■ **Information supplied**:
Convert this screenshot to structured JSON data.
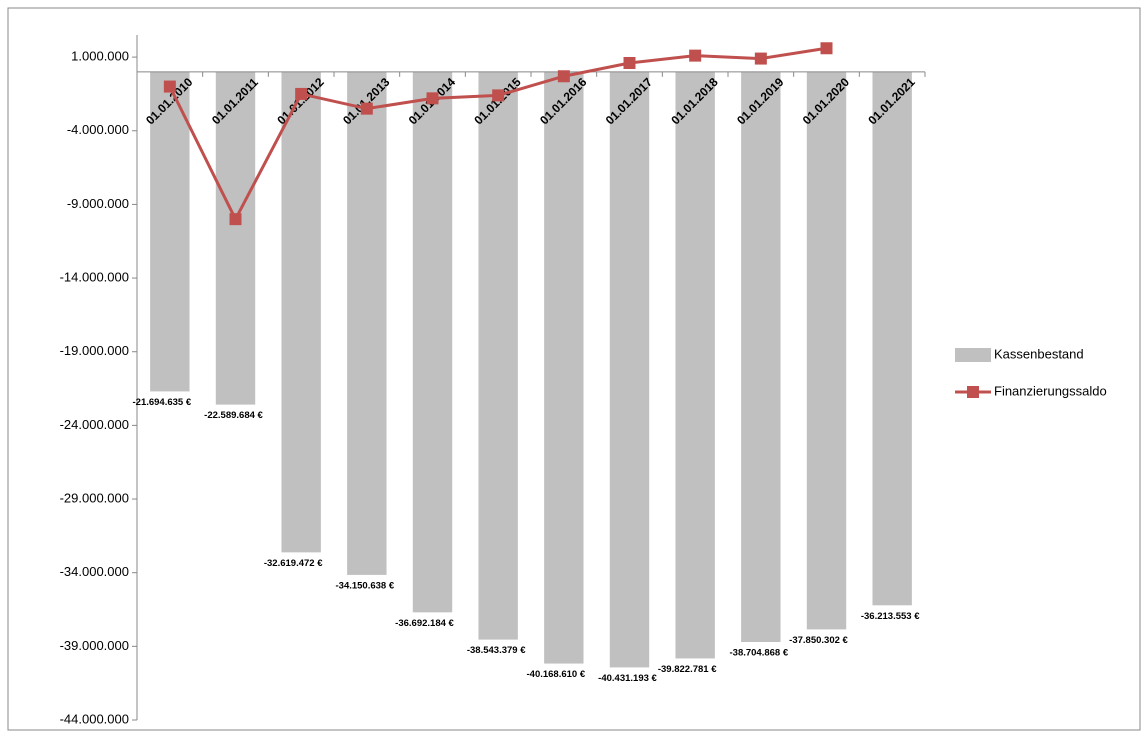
{
  "chart_data": {
    "type": "bar_line",
    "categories": [
      "01.01.2010",
      "01.01.2011",
      "01.01.2012",
      "01.01.2013",
      "01.01.2014",
      "01.01.2015",
      "01.01.2016",
      "01.01.2017",
      "01.01.2018",
      "01.01.2019",
      "01.01.2020",
      "01.01.2021"
    ],
    "series": [
      {
        "name": "Kassenbestand",
        "type": "bar",
        "color": "#c0c0c0",
        "values": [
          -21694635,
          -22589684,
          -32619472,
          -34150638,
          -36692184,
          -38543379,
          -40168610,
          -40431193,
          -39822781,
          -38704868,
          -37850302,
          -36213553
        ],
        "value_labels": [
          "-21.694.635 €",
          "-22.589.684 €",
          "-32.619.472 €",
          "-34.150.638 €",
          "-36.692.184 €",
          "-38.543.379 €",
          "-40.168.610 €",
          "-40.431.193 €",
          "-39.822.781 €",
          "-38.704.868 €",
          "-37.850.302 €",
          "-36.213.553 €"
        ]
      },
      {
        "name": "Finanzierungssaldo",
        "type": "line",
        "color": "#c0504d",
        "values": [
          -1000000,
          -10000000,
          -1500000,
          -2500000,
          -1800000,
          -1600000,
          -300000,
          600000,
          1100000,
          900000,
          1600000,
          null
        ]
      }
    ],
    "ylim": [
      -44000000,
      2500000
    ],
    "yticks": [
      {
        "value": 1000000,
        "label": "1.000.000"
      },
      {
        "value": -4000000,
        "label": "-4.000.000"
      },
      {
        "value": -9000000,
        "label": "-9.000.000"
      },
      {
        "value": -14000000,
        "label": "-14.000.000"
      },
      {
        "value": -19000000,
        "label": "-19.000.000"
      },
      {
        "value": -24000000,
        "label": "-24.000.000"
      },
      {
        "value": -29000000,
        "label": "-29.000.000"
      },
      {
        "value": -34000000,
        "label": "-34.000.000"
      },
      {
        "value": -39000000,
        "label": "-39.000.000"
      },
      {
        "value": -44000000,
        "label": "-44.000.000"
      }
    ],
    "grid": false,
    "legend": "right"
  }
}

■ **Description of the task**: Print the entries above exactly, taking out only the pictures.

■ **Answer**:
Convert this screenshot to structured JSON data.
{
  "chart_data": {
    "type": "bar_line",
    "categories": [
      "01.01.2010",
      "01.01.2011",
      "01.01.2012",
      "01.01.2013",
      "01.01.2014",
      "01.01.2015",
      "01.01.2016",
      "01.01.2017",
      "01.01.2018",
      "01.01.2019",
      "01.01.2020",
      "01.01.2021"
    ],
    "series": [
      {
        "name": "Kassenbestand",
        "type": "bar",
        "color": "#c0c0c0",
        "values": [
          -21694635,
          -22589684,
          -32619472,
          -34150638,
          -36692184,
          -38543379,
          -40168610,
          -40431193,
          -39822781,
          -38704868,
          -37850302,
          -36213553
        ],
        "value_labels": [
          "-21.694.635 €",
          "-22.589.684 €",
          "-32.619.472 €",
          "-34.150.638 €",
          "-36.692.184 €",
          "-38.543.379 €",
          "-40.168.610 €",
          "-40.431.193 €",
          "-39.822.781 €",
          "-38.704.868 €",
          "-37.850.302 €",
          "-36.213.553 €"
        ]
      },
      {
        "name": "Finanzierungssaldo",
        "type": "line",
        "color": "#c0504d",
        "values": [
          -1000000,
          -10000000,
          -1500000,
          -2500000,
          -1800000,
          -1600000,
          -300000,
          600000,
          1100000,
          900000,
          1600000,
          null
        ]
      }
    ],
    "ylim": [
      -44000000,
      2500000
    ],
    "yticks": [
      {
        "value": 1000000,
        "label": "1.000.000"
      },
      {
        "value": -4000000,
        "label": "-4.000.000"
      },
      {
        "value": -9000000,
        "label": "-9.000.000"
      },
      {
        "value": -14000000,
        "label": "-14.000.000"
      },
      {
        "value": -19000000,
        "label": "-19.000.000"
      },
      {
        "value": -24000000,
        "label": "-24.000.000"
      },
      {
        "value": -29000000,
        "label": "-29.000.000"
      },
      {
        "value": -34000000,
        "label": "-34.000.000"
      },
      {
        "value": -39000000,
        "label": "-39.000.000"
      },
      {
        "value": -44000000,
        "label": "-44.000.000"
      }
    ],
    "grid": false,
    "legend": "right"
  }
}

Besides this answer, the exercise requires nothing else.